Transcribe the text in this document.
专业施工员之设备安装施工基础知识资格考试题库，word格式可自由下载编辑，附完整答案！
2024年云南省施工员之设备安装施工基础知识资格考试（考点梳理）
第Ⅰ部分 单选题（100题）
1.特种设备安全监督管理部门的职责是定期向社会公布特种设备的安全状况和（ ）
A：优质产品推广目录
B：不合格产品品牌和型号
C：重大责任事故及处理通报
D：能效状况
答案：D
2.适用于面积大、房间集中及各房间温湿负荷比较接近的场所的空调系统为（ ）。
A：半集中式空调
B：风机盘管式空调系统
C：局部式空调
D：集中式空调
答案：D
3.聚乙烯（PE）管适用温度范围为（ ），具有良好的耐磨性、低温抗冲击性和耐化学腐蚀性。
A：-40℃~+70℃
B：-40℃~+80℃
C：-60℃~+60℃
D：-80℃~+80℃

--

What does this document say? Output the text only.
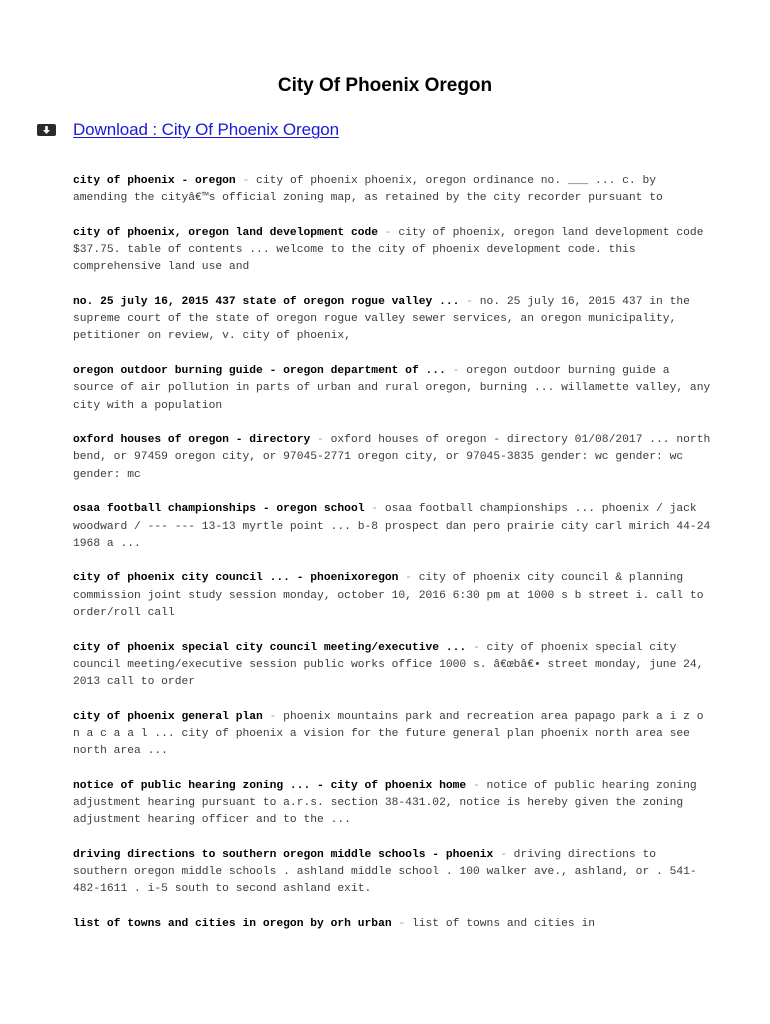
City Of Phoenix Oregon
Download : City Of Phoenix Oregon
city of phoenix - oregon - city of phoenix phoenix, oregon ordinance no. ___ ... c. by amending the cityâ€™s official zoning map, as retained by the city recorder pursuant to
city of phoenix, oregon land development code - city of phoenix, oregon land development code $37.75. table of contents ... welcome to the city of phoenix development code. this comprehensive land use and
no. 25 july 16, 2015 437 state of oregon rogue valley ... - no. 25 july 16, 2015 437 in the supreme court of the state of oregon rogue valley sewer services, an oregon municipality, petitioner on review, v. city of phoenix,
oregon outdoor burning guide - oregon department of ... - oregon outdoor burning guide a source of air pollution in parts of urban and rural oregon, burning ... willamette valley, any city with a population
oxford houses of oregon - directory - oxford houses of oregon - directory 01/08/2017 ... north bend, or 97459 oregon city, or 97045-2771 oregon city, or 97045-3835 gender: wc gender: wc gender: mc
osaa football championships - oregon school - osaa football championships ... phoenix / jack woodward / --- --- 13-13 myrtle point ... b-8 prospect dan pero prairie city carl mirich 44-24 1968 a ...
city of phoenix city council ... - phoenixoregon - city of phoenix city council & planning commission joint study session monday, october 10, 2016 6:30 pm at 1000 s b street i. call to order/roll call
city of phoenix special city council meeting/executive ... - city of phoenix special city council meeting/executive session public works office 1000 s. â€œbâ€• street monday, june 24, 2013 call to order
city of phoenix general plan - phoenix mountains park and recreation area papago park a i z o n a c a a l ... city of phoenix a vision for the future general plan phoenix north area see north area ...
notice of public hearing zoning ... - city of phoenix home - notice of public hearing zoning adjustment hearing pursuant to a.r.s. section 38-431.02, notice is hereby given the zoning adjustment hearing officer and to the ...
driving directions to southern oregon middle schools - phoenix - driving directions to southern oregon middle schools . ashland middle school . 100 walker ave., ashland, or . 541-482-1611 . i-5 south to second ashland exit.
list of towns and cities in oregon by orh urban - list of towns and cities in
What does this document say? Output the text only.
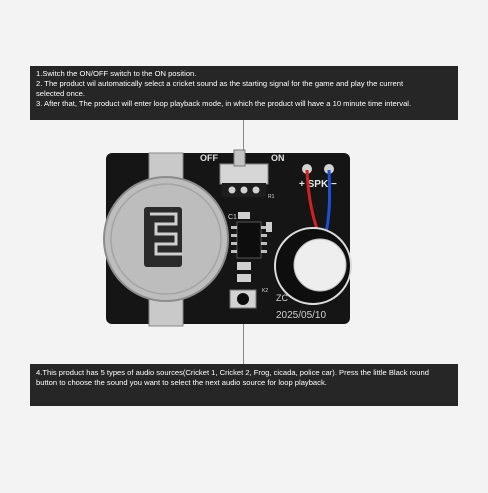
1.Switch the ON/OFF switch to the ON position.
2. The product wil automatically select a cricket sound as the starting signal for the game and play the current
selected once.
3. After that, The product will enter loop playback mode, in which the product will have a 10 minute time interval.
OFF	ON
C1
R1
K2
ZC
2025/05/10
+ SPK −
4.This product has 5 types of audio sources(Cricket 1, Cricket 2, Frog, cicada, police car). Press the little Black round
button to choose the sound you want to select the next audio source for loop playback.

...

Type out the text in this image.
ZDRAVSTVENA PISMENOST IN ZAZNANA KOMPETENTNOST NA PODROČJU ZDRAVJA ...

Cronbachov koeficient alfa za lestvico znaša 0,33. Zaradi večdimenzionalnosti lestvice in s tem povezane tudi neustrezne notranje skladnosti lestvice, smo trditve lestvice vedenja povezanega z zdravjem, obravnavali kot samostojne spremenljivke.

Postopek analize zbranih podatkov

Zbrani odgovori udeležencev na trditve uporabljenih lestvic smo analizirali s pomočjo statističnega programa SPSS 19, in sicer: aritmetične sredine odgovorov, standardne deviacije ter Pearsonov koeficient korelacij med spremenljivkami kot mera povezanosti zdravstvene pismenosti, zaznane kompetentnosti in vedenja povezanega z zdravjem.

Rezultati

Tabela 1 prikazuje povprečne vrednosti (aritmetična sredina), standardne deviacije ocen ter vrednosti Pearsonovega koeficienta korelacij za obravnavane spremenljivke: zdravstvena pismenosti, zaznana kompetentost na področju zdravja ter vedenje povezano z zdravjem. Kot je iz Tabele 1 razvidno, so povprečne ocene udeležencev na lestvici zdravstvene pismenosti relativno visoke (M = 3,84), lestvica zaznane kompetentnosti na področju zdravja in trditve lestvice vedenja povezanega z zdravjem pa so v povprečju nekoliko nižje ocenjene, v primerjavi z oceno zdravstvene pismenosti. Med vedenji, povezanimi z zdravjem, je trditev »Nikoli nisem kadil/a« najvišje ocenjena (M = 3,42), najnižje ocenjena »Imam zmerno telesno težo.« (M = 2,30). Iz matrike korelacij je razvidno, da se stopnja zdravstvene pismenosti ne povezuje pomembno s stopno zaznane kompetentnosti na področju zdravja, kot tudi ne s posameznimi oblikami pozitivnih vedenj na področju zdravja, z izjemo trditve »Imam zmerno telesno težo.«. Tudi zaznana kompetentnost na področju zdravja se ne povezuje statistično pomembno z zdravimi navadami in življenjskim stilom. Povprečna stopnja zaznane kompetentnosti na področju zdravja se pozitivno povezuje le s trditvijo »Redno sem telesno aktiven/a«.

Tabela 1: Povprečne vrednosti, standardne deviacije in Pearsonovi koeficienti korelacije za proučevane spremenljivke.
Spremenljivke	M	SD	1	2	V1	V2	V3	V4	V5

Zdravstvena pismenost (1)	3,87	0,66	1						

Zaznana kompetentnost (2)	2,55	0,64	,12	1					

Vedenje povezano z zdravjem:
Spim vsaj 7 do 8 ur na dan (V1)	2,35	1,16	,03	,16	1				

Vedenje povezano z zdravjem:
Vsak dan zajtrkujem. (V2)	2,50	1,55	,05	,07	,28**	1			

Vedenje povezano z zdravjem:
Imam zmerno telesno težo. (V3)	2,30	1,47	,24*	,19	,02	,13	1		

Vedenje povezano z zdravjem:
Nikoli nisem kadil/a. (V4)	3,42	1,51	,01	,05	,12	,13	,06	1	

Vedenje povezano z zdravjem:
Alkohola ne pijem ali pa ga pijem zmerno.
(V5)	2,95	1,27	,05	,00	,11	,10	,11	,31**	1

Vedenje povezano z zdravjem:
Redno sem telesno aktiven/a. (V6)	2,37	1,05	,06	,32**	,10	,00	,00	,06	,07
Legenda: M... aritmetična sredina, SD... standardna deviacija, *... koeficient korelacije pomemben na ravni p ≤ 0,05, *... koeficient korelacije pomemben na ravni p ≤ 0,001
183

> _Description of the task_
Of the lines above, how many contain the string "street"? Only the number is required.

> _Correct output_
2